──────── Listed records

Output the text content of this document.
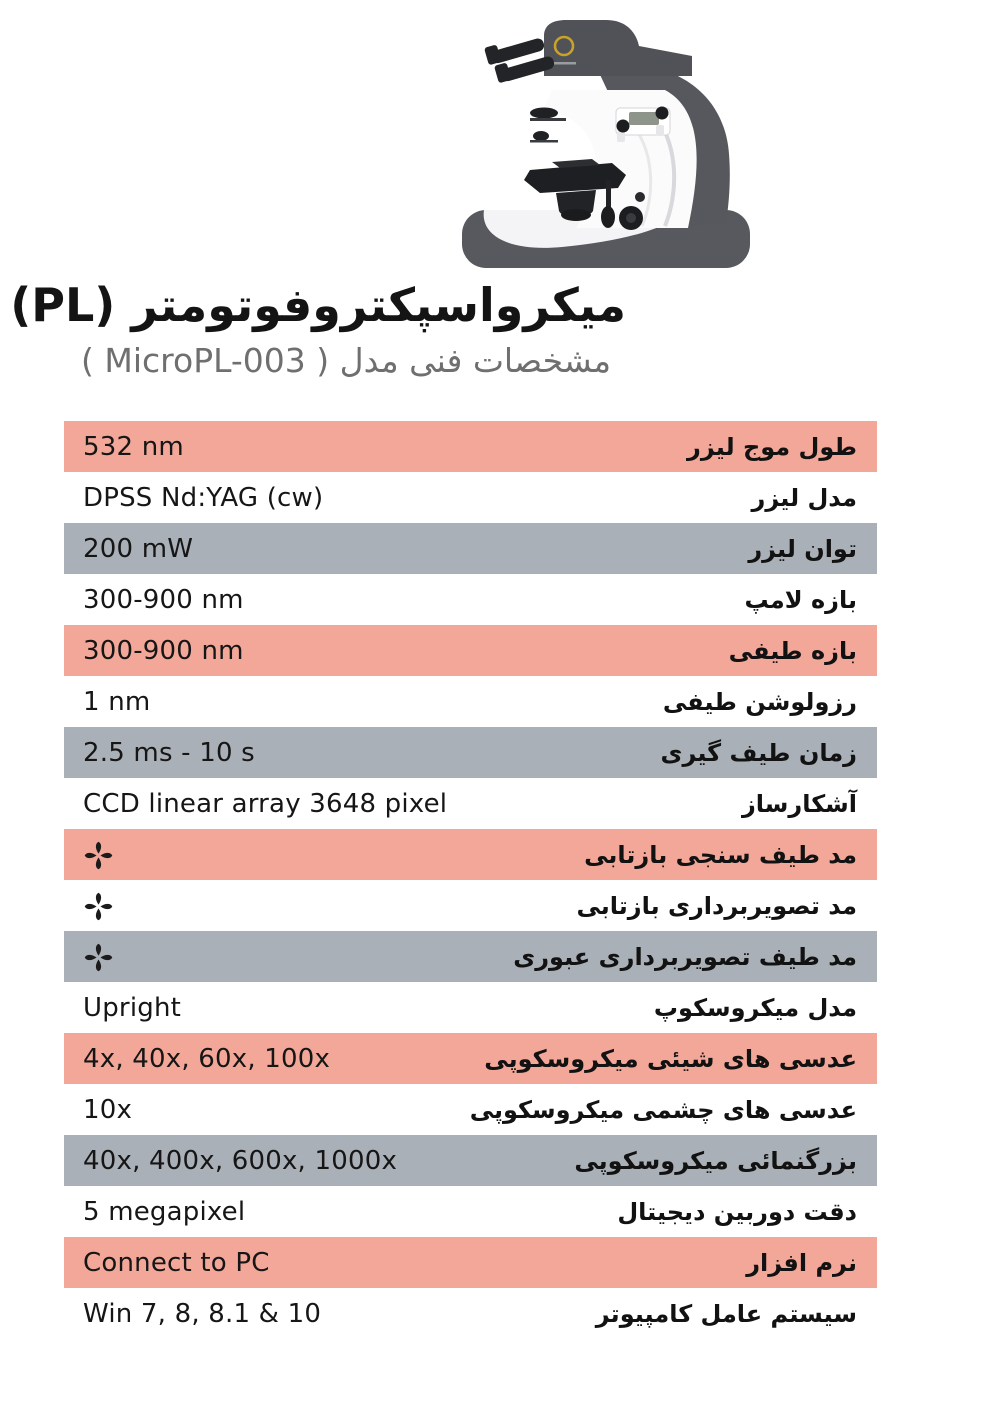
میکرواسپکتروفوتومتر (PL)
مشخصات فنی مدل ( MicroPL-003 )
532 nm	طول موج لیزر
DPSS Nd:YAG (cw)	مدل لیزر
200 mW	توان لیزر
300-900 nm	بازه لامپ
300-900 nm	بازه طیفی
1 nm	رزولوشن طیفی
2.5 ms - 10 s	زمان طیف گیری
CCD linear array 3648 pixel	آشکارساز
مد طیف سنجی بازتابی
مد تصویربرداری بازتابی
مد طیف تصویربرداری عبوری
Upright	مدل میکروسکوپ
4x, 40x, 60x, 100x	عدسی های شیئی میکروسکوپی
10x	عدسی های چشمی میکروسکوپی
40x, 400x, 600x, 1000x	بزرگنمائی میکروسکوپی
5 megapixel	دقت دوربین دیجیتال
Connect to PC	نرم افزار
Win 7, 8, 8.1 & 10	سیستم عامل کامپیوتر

────────────────
──────── Listed records

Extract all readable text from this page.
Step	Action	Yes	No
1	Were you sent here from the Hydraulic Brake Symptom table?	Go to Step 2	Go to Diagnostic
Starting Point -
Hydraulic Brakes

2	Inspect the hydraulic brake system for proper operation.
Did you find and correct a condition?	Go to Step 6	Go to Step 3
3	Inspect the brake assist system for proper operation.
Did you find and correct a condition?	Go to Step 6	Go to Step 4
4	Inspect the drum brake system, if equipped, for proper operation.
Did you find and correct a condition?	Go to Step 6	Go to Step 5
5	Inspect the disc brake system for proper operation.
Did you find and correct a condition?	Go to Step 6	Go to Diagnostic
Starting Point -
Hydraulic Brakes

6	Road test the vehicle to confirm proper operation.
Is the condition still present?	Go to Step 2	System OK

────────────────

Your instructions ▸ Show all lines in the entries above where the word "عدسی" appears.

Reply to the exercise ▸
4x, 40x, 60x, 100x	عدسی های شیئی میکروسکوپی
10x	عدسی های چشمی میکروسکوپی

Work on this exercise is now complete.